**Job**
Recast the stretch of records from the line containing "bar bbox=[184, 275, 207, 282]" through the line containing "y-tick-label: Radio, television" as a JSON list of strings, one string per line, leaving out blank lines.

Annotated element entries
--- Begin ---

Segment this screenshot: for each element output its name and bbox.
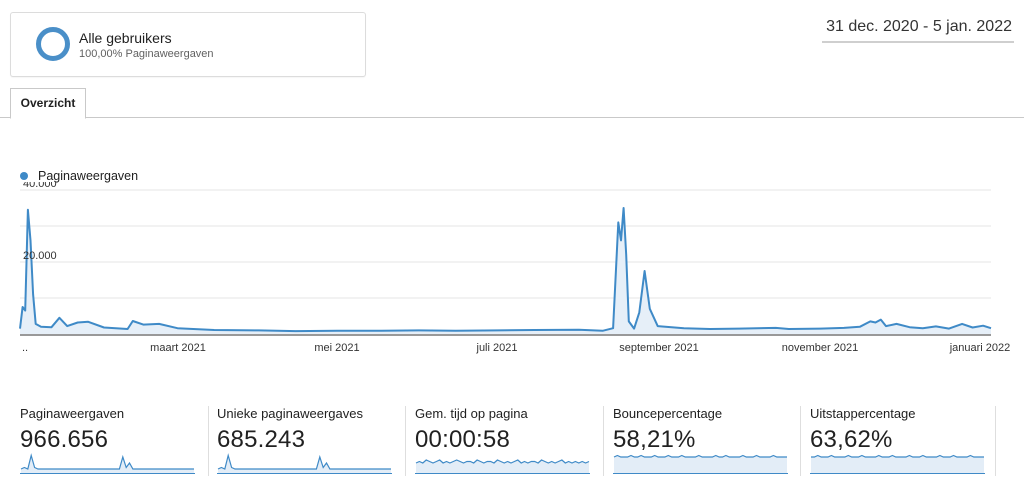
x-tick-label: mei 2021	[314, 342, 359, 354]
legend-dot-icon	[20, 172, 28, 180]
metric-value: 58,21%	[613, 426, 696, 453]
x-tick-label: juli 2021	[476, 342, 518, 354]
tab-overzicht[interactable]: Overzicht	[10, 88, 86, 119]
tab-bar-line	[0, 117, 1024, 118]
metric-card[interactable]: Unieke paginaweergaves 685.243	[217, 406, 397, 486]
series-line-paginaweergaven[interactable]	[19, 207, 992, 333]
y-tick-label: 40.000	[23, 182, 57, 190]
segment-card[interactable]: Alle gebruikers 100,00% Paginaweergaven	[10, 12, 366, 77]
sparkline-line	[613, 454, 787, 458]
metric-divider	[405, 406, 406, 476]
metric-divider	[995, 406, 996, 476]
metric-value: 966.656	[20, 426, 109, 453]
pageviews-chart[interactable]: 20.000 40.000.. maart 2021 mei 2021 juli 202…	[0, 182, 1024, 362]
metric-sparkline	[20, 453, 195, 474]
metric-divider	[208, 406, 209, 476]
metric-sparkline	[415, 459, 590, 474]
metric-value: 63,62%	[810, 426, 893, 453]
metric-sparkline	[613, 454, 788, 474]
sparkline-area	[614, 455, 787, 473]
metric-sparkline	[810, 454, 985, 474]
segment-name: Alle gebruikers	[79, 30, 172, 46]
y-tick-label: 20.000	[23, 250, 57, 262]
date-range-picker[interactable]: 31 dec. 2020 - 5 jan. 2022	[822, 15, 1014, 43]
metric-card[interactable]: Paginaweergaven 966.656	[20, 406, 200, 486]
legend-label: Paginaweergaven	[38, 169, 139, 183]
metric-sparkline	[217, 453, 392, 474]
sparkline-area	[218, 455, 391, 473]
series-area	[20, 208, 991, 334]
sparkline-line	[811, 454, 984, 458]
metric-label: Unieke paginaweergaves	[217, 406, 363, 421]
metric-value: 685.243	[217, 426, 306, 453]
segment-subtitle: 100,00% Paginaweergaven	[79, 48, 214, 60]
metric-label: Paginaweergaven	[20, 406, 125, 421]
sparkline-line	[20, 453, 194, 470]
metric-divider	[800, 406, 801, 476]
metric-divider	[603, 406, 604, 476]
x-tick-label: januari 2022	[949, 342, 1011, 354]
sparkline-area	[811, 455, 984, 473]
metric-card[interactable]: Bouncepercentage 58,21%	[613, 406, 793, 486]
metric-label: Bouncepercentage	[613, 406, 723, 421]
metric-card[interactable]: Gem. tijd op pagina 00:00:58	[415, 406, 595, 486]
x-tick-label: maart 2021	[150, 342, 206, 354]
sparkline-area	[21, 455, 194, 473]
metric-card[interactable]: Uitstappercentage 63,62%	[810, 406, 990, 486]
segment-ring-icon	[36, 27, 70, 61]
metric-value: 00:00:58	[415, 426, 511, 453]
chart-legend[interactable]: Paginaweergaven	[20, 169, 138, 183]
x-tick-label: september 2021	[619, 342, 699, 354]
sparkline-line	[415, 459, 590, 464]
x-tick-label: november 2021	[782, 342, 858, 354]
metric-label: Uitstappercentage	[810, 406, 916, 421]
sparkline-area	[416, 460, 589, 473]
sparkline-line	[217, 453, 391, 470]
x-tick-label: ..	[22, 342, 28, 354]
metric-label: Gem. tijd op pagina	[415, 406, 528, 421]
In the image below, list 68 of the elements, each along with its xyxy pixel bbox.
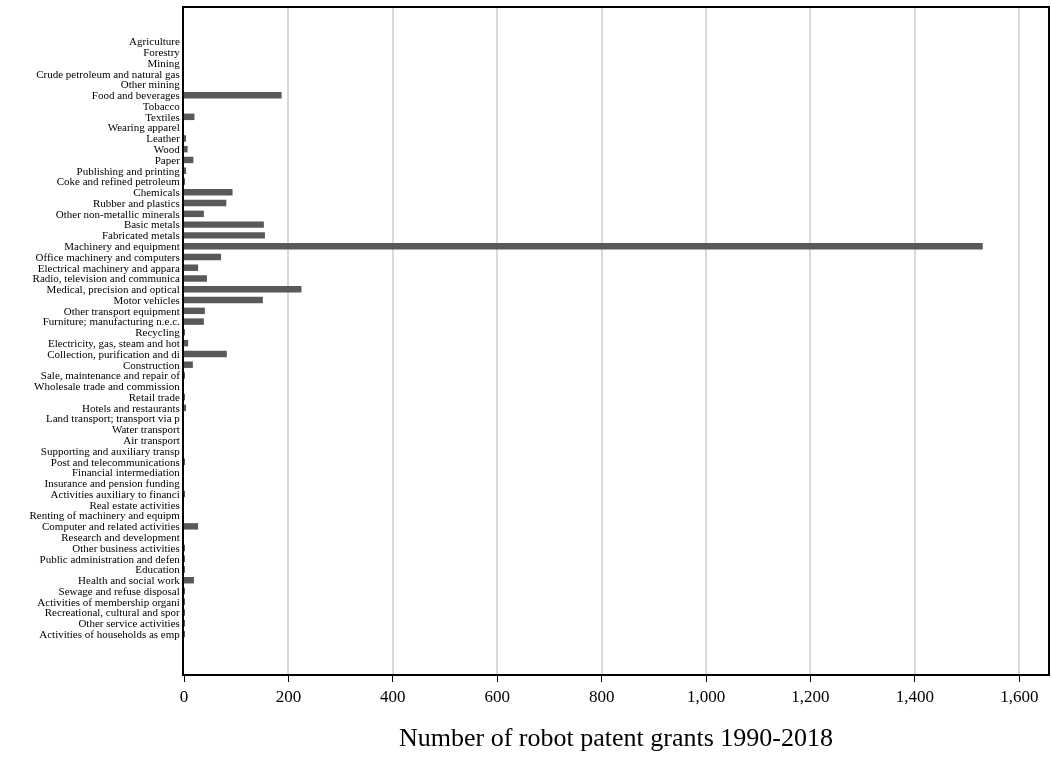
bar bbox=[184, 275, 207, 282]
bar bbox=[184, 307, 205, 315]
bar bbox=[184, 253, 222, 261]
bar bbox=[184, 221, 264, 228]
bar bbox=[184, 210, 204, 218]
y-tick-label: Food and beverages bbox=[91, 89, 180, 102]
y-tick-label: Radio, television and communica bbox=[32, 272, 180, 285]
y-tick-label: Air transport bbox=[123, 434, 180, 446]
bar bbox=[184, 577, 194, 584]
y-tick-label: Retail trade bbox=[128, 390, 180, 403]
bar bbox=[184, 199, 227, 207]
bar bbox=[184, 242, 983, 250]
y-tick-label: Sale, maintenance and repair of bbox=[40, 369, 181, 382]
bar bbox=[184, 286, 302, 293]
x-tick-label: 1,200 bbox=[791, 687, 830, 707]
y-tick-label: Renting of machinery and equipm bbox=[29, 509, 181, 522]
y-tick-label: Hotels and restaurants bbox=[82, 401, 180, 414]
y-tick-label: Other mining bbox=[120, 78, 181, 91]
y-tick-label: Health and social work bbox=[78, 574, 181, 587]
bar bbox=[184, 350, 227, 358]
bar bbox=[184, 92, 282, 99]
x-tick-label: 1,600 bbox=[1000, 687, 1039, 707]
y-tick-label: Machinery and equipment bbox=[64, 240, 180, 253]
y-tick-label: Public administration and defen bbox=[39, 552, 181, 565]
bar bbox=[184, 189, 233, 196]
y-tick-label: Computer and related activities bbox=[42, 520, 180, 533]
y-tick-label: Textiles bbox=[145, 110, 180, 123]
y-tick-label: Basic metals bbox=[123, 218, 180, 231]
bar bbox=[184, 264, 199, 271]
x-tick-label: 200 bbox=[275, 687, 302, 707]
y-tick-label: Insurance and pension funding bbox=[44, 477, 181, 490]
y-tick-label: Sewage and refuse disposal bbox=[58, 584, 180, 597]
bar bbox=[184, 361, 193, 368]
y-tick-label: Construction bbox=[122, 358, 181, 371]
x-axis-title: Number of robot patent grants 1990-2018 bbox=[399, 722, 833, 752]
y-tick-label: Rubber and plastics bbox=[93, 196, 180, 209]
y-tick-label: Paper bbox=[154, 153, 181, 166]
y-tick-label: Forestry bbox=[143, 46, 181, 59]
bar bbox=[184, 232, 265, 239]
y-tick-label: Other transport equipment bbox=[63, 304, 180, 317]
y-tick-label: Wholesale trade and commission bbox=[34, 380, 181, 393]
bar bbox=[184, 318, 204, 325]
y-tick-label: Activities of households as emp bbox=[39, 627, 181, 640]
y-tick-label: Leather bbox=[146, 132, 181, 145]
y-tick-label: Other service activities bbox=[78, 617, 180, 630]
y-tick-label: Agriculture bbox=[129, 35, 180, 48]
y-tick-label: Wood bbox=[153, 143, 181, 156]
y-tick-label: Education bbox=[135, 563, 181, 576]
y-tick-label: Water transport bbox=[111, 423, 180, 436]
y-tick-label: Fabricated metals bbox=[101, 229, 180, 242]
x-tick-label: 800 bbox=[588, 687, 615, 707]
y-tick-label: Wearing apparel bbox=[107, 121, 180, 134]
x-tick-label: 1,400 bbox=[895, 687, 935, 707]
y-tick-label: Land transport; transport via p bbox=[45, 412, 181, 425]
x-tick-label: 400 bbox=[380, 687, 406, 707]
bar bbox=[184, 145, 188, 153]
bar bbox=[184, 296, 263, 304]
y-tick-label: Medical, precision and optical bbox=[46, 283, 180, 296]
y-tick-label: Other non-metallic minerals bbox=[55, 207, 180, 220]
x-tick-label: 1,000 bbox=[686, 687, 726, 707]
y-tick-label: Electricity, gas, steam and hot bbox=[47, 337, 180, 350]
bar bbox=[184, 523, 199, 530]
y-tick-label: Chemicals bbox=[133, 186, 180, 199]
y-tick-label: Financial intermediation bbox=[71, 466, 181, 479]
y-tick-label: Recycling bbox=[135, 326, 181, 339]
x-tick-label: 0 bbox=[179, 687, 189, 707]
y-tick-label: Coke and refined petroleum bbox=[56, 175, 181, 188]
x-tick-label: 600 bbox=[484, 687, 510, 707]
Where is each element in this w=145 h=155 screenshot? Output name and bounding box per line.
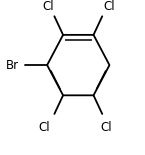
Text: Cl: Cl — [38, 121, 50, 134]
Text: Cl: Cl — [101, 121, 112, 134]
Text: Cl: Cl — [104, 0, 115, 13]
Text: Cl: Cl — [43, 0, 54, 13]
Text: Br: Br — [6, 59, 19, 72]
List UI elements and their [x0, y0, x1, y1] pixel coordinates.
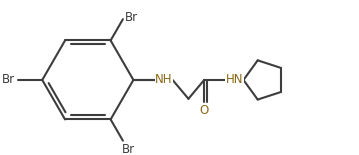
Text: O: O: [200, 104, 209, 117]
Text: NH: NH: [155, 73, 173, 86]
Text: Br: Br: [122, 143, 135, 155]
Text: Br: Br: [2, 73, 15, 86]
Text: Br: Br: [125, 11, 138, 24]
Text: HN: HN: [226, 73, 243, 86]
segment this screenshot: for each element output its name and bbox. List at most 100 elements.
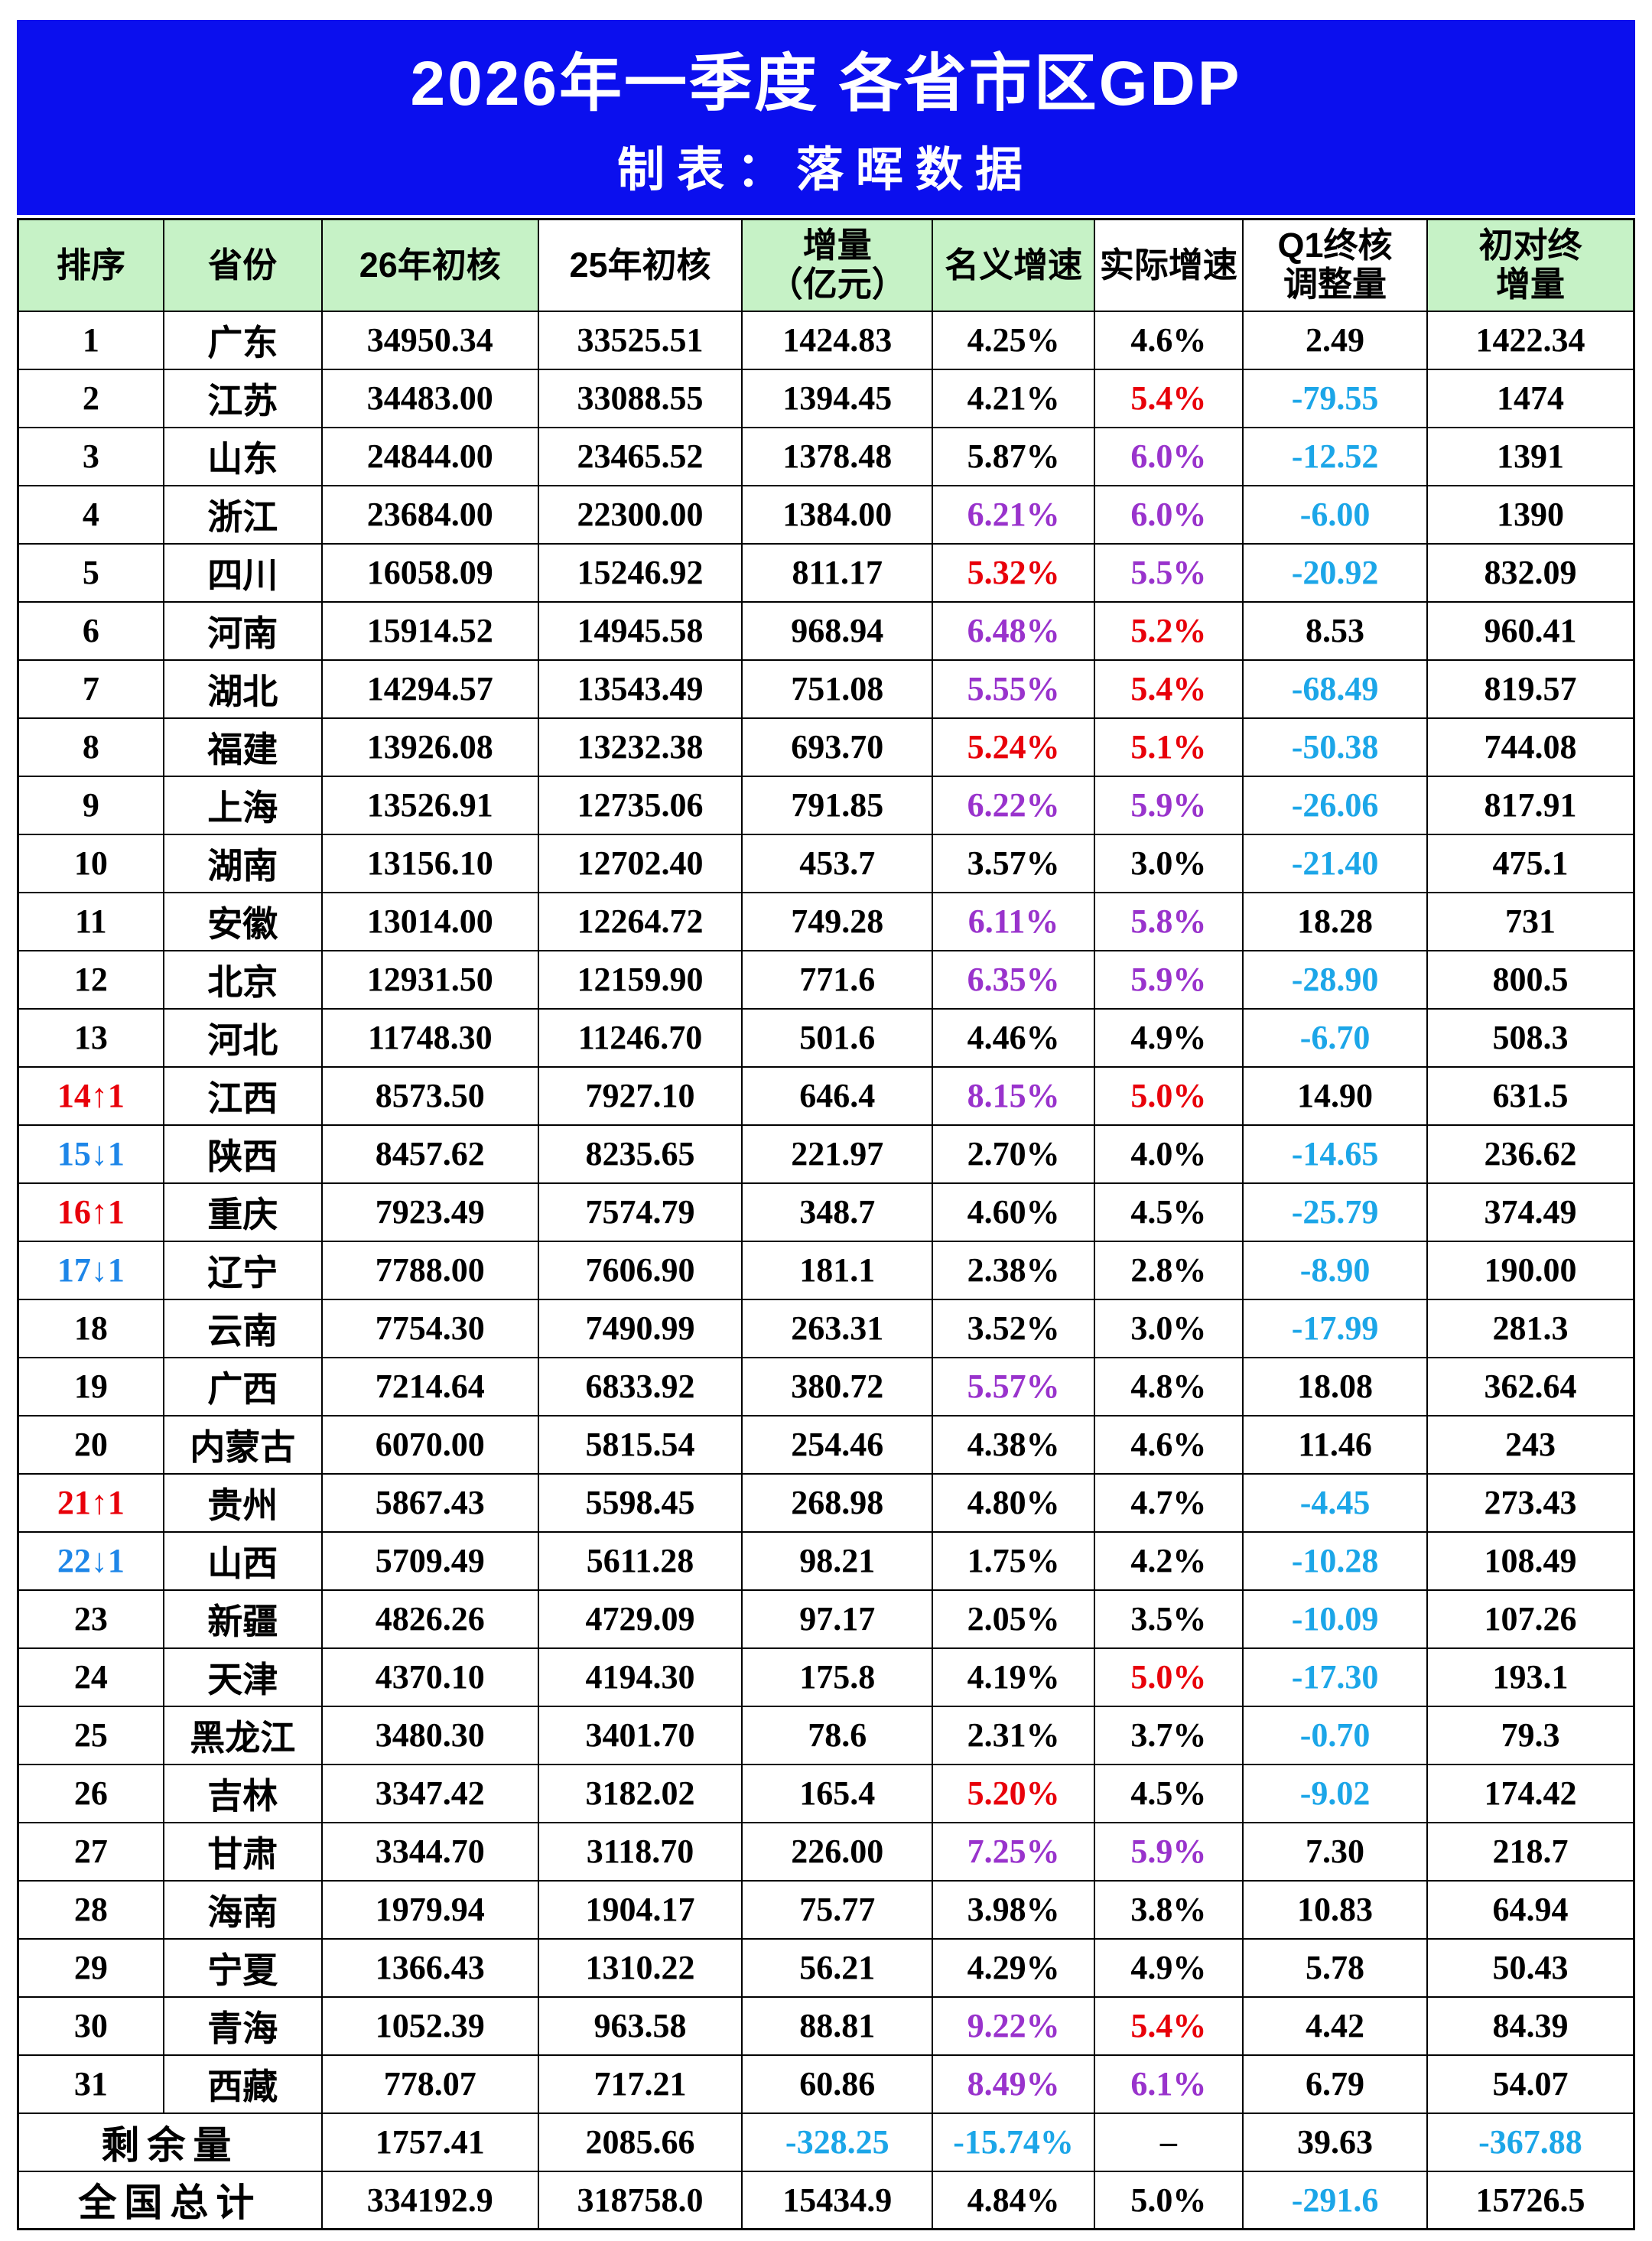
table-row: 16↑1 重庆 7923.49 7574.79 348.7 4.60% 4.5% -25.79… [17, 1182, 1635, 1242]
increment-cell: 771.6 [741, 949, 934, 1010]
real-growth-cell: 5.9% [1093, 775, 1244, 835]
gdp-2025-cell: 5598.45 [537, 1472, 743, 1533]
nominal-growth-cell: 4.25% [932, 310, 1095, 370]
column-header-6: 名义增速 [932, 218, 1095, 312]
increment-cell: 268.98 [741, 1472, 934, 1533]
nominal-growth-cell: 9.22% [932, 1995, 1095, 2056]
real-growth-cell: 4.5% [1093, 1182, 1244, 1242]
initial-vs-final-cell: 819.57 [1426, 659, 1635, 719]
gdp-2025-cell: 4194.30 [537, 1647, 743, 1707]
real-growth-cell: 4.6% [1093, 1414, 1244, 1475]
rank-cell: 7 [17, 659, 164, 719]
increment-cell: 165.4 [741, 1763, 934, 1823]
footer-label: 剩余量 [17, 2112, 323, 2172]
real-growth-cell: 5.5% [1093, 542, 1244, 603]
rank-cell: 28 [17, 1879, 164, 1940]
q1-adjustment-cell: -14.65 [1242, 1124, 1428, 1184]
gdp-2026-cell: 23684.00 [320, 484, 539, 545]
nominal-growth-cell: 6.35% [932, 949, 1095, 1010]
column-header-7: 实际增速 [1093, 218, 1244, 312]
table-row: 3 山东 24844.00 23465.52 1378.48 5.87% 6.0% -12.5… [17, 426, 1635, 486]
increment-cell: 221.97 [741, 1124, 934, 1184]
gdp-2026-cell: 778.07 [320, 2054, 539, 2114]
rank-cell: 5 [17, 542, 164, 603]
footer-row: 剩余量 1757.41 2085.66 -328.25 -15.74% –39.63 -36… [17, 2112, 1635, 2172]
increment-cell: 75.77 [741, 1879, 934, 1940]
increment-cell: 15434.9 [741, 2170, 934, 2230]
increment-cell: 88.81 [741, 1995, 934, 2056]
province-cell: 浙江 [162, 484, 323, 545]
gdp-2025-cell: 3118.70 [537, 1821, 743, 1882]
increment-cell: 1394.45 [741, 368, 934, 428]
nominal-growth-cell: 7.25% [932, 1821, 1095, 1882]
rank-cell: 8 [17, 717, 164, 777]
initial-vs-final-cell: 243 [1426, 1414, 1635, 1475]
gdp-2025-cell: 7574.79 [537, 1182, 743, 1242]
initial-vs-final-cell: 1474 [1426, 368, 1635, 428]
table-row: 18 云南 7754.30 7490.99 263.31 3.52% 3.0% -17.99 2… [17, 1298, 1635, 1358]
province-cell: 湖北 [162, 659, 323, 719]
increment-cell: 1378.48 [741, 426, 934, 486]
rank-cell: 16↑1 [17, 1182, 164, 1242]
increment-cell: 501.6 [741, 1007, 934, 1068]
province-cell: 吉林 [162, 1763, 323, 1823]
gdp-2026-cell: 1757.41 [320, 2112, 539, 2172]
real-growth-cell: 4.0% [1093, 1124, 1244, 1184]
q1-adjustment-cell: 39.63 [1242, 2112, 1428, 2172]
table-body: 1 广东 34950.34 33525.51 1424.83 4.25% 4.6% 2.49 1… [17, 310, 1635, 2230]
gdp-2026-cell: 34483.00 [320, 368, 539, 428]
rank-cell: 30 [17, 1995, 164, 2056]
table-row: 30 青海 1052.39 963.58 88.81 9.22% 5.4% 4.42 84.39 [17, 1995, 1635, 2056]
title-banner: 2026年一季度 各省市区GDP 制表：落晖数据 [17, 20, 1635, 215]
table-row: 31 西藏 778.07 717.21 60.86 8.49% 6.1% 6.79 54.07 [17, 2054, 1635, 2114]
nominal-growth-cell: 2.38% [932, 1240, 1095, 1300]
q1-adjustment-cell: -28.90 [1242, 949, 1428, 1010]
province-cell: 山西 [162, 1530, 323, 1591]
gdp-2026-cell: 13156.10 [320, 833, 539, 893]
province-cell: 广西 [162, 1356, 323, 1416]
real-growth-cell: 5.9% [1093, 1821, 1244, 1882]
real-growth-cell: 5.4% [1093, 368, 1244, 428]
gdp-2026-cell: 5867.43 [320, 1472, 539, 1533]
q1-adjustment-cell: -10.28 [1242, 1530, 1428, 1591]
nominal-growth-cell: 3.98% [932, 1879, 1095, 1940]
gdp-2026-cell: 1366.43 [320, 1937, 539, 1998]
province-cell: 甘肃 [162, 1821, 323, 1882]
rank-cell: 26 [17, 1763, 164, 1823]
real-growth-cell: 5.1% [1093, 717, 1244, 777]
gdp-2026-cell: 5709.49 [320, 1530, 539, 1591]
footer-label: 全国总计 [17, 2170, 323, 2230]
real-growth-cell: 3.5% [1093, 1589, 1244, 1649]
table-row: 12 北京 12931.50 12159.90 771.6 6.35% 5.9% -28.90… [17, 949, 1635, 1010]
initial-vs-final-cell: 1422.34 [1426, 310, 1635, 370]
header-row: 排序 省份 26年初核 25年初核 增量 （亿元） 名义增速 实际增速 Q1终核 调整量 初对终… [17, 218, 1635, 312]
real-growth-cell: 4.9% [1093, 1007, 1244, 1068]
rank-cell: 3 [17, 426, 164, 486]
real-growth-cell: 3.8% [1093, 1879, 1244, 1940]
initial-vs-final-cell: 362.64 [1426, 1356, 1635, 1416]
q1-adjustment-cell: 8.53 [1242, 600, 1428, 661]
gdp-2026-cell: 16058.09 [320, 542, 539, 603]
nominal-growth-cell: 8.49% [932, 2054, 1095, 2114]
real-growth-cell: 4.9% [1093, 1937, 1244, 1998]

--- End ---

**Task solution**
[
  "bar bbox=[184, 275, 207, 282]",
  "bar bbox=[184, 307, 205, 315]",
  "bar bbox=[184, 253, 222, 261]",
  "bar bbox=[184, 221, 264, 228]",
  "bar bbox=[184, 210, 204, 218]",
  "y-tick-label: Food and beverages bbox=[91, 89, 180, 102]",
  "y-tick-label: Radio, television and communica bbox=[32, 272, 180, 285]"
]